**PROBLEM REQUIREMENTS**: Show, in full, each line of the data that contains "hasta".

[Records]
↓

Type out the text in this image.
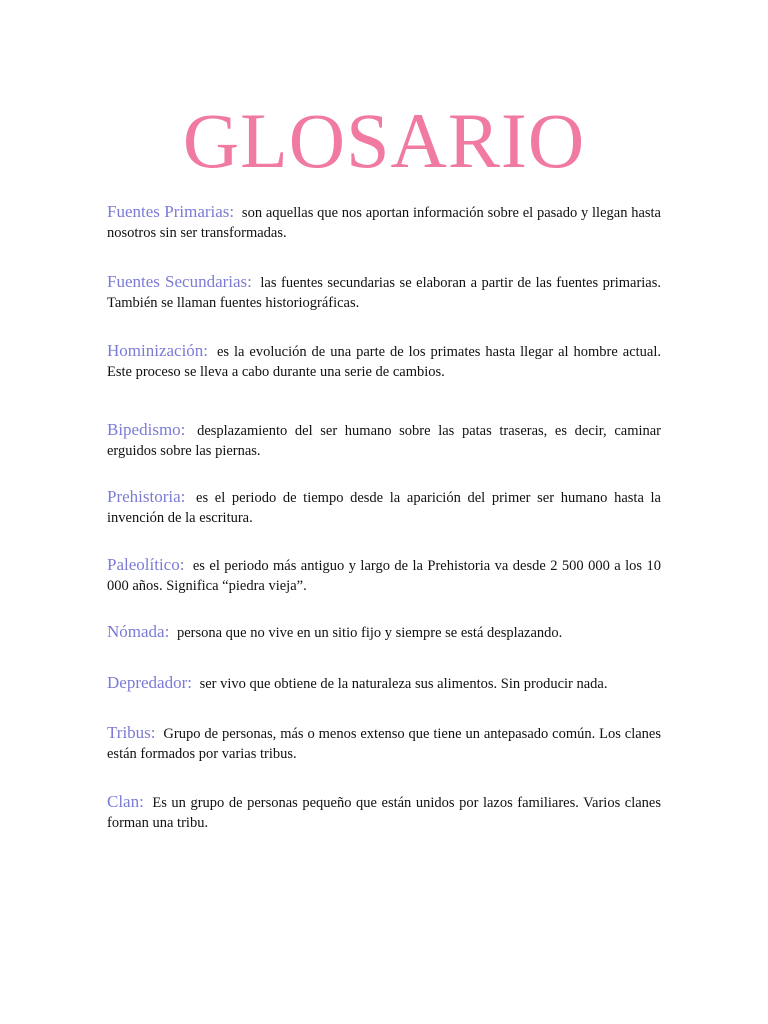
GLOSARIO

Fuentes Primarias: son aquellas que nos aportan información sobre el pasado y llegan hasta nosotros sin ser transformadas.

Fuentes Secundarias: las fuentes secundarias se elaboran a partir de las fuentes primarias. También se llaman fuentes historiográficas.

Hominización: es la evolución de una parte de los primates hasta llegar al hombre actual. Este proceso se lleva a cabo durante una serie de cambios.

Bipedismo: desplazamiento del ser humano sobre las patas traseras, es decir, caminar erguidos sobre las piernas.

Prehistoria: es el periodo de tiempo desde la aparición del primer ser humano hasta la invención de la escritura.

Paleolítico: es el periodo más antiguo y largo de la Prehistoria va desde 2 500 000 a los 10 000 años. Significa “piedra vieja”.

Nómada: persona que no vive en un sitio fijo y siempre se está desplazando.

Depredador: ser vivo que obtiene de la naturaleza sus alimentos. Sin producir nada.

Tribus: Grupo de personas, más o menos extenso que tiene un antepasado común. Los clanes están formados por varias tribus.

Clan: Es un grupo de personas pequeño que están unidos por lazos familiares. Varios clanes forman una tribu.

↑
↓

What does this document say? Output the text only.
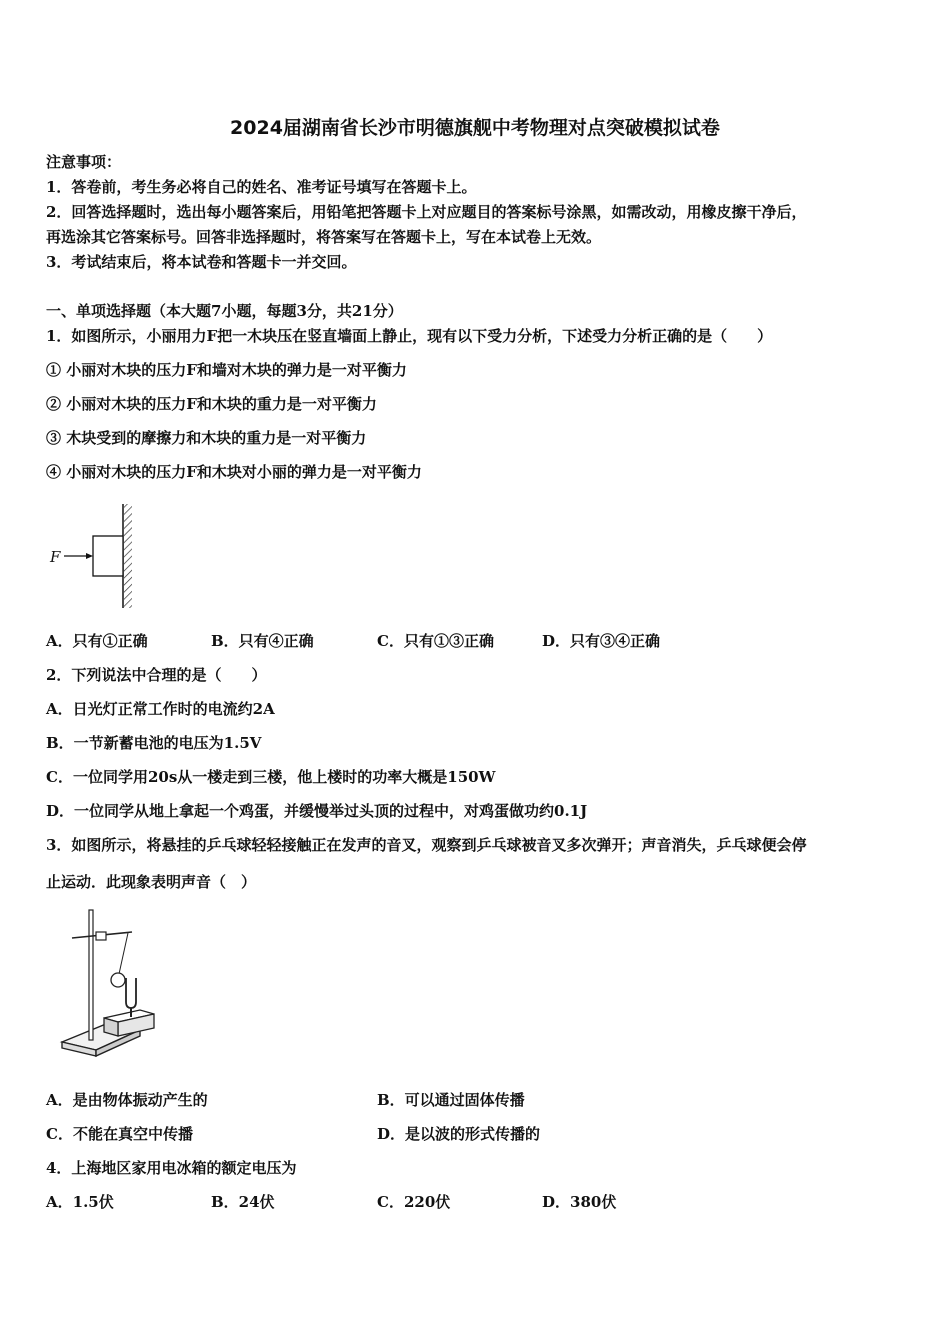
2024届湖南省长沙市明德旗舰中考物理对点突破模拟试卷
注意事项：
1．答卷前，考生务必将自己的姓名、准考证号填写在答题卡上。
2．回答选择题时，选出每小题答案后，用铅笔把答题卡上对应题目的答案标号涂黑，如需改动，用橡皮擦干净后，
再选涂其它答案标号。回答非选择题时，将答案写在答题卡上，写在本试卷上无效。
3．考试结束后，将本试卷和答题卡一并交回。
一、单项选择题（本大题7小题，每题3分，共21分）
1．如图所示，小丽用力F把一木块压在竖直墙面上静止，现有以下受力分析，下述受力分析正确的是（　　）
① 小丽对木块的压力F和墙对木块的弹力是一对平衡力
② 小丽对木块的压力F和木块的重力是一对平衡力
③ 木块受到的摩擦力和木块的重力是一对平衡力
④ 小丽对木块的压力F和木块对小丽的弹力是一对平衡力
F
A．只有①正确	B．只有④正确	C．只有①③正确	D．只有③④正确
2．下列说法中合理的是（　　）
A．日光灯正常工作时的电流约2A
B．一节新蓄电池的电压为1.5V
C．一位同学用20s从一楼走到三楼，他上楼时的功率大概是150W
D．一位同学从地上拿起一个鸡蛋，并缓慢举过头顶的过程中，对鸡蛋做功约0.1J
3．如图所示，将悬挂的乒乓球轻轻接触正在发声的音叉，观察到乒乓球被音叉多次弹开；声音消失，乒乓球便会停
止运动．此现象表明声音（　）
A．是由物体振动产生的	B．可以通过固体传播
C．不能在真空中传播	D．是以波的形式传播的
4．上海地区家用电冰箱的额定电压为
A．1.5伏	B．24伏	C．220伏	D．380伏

↑

**ANSWER FOR THIS EXERCISE**:
Fuentes Primarias: son aquellas que nos aportan información sobre el pasado y llegan hasta nosotros sin ser transformadas.
Hominización: es la evolución de una parte de los primates hasta llegar al hombre actual. Este proceso se lleva a cabo durante una serie de cambios.
Prehistoria: es el periodo de tiempo desde la aparición del primer ser humano hasta la invención de la escritura.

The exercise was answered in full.